• [Your instructions] Scan the material below for lines with the word "structured" and report how many there are, with nothing added.

• [Working data]
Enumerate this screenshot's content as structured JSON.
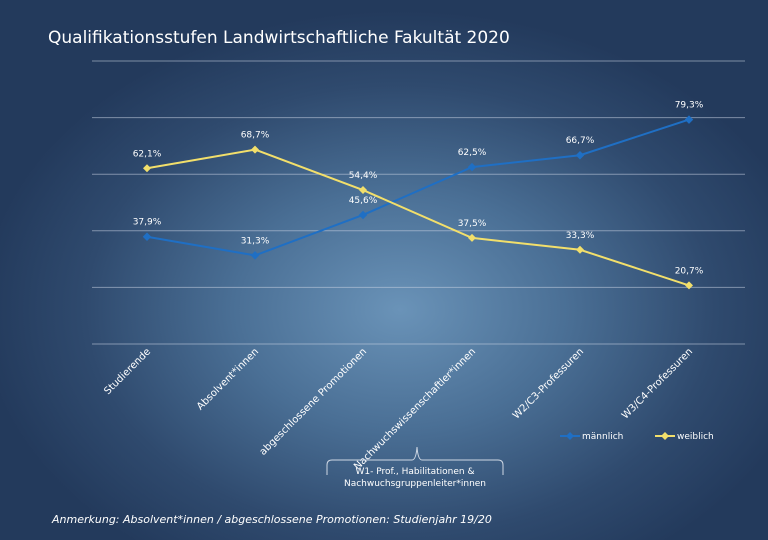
{
  "chart_data": {
    "type": "line",
    "title": "Qualifikationsstufen Landwirtschaftliche Fakultät 2020",
    "categories": [
      "Studierende",
      "Absolvent*innen",
      "abgeschlossene Promotionen",
      "Nachwuchswissenschaftler*innen",
      "W2/C3-Professuren",
      "W3/C4-Professuren"
    ],
    "series": [
      {
        "name": "männlich",
        "values": [
          37.9,
          31.3,
          45.6,
          62.5,
          66.7,
          79.3
        ],
        "labels": [
          "37,9%",
          "31,3%",
          "45,6%",
          "62,5%",
          "66,7%",
          "79,3%"
        ],
        "color": "#1f6fc4",
        "marker": "circle"
      },
      {
        "name": "weiblich",
        "values": [
          62.1,
          68.7,
          54.4,
          37.5,
          33.3,
          20.7
        ],
        "labels": [
          "62,1%",
          "68,7%",
          "54,4%",
          "37,5%",
          "33,3%",
          "20,7%"
        ],
        "color": "#f2df6b",
        "marker": "diamond"
      }
    ],
    "ylim": [
      0,
      100
    ],
    "yticks": [
      0,
      20,
      40,
      60,
      80,
      100
    ],
    "grid": true,
    "legend": "bottom-right",
    "annotation": {
      "text_line1": "W1- Prof., Habilitationen &",
      "text_line2": "Nachwuchsgruppenleiter*innen",
      "category": "Nachwuchswissenschaftler*innen"
    }
  },
  "footnote": "Anmerkung: Absolvent*innen / abgeschlossene Promotionen: Studienjahr 19/20"
}
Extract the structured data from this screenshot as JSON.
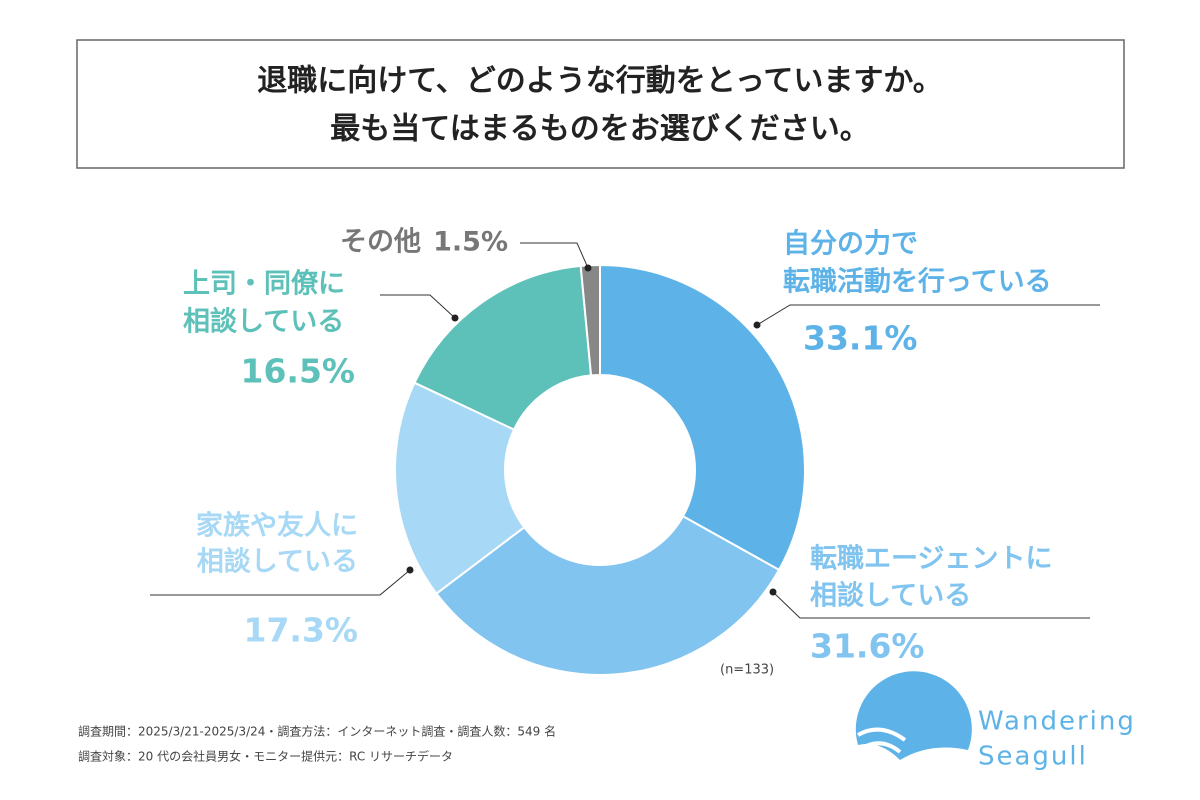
{
  "chart_data": {
    "type": "donut",
    "title": [
      "退職に向けて、どのような行動をとっていますか。",
      "最も当てはまるものをお選びください。"
    ],
    "categories": [
      [
        "自分の力で",
        "転職活動を行っている"
      ],
      [
        "転職エージェントに",
        "相談している"
      ],
      [
        "家族や友人に",
        "相談している"
      ],
      [
        "上司・同僚に",
        "相談している"
      ],
      [
        "その他"
      ]
    ],
    "values": [
      33.1,
      31.6,
      17.3,
      16.5,
      1.5
    ],
    "value_labels": [
      "33.1%",
      "31.6%",
      "17.3%",
      "16.5%",
      "1.5%"
    ],
    "colors": [
      "#5db3e8",
      "#80c4ef",
      "#a7d8f5",
      "#5ec1b9",
      "#878787"
    ],
    "note": "(n=133)",
    "footnotes": [
      "調査期間：2025/3/21-2025/3/24・調査方法：インターネット調査・調査人数：549 名",
      "調査対象：20 代の会社員男女・モニター提供元：RC リサーチデータ"
    ],
    "logo": [
      "Wandering",
      "Seagull"
    ]
  }
}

• [Answer below] 2